-- Data records start --

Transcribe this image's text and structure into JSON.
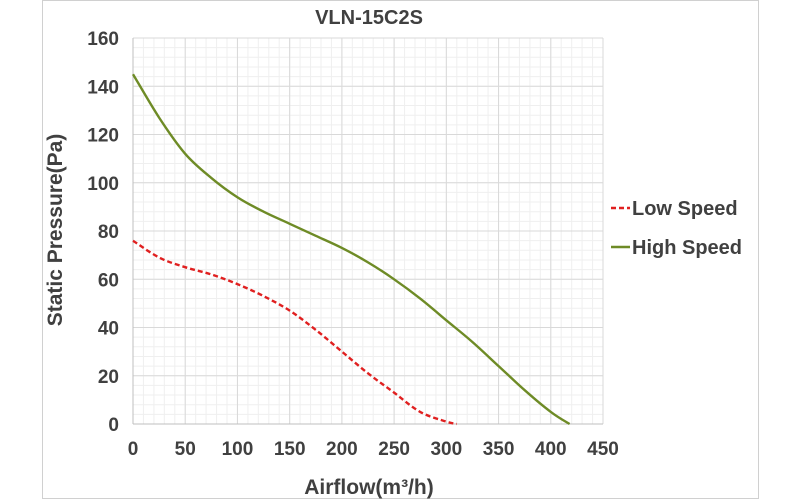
{
  "chart_data": {
    "type": "line",
    "title": "VLN-15C2S",
    "xlabel": "Airflow(m³/h)",
    "ylabel": "Static Pressure(Pa)",
    "xlim": [
      0,
      450
    ],
    "ylim": [
      0,
      160
    ],
    "x_ticks": [
      0,
      50,
      100,
      150,
      200,
      250,
      300,
      350,
      400,
      450
    ],
    "y_ticks": [
      0,
      20,
      40,
      60,
      80,
      100,
      120,
      140,
      160
    ],
    "grid": true,
    "legend_position": "right",
    "series": [
      {
        "name": "Low Speed",
        "color": "#e02020",
        "dash": "dashed",
        "x": [
          0,
          25,
          50,
          75,
          100,
          125,
          150,
          175,
          200,
          225,
          250,
          275,
          300,
          310
        ],
        "y": [
          76,
          69,
          65,
          62,
          58,
          53,
          47,
          39,
          30,
          21,
          13,
          5,
          1,
          0
        ]
      },
      {
        "name": "High Speed",
        "color": "#6e8b26",
        "dash": "solid",
        "x": [
          0,
          25,
          50,
          75,
          100,
          125,
          150,
          175,
          200,
          225,
          250,
          275,
          300,
          325,
          350,
          375,
          400,
          418
        ],
        "y": [
          145,
          127,
          112,
          102,
          94,
          88,
          83,
          78,
          73,
          67,
          60,
          52,
          43,
          34,
          24,
          14,
          5,
          0
        ]
      }
    ]
  }
}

-- Data records end --

Repeat the listing above exactly, with no pictures.

Transcribe this image's text and structure into JSON.
{
  "chart_data": {
    "type": "line",
    "title": "VLN-15C2S",
    "xlabel": "Airflow(m³/h)",
    "ylabel": "Static Pressure(Pa)",
    "xlim": [
      0,
      450
    ],
    "ylim": [
      0,
      160
    ],
    "x_ticks": [
      0,
      50,
      100,
      150,
      200,
      250,
      300,
      350,
      400,
      450
    ],
    "y_ticks": [
      0,
      20,
      40,
      60,
      80,
      100,
      120,
      140,
      160
    ],
    "grid": true,
    "legend_position": "right",
    "series": [
      {
        "name": "Low Speed",
        "color": "#e02020",
        "dash": "dashed",
        "x": [
          0,
          25,
          50,
          75,
          100,
          125,
          150,
          175,
          200,
          225,
          250,
          275,
          300,
          310
        ],
        "y": [
          76,
          69,
          65,
          62,
          58,
          53,
          47,
          39,
          30,
          21,
          13,
          5,
          1,
          0
        ]
      },
      {
        "name": "High Speed",
        "color": "#6e8b26",
        "dash": "solid",
        "x": [
          0,
          25,
          50,
          75,
          100,
          125,
          150,
          175,
          200,
          225,
          250,
          275,
          300,
          325,
          350,
          375,
          400,
          418
        ],
        "y": [
          145,
          127,
          112,
          102,
          94,
          88,
          83,
          78,
          73,
          67,
          60,
          52,
          43,
          34,
          24,
          14,
          5,
          0
        ]
      }
    ]
  }
}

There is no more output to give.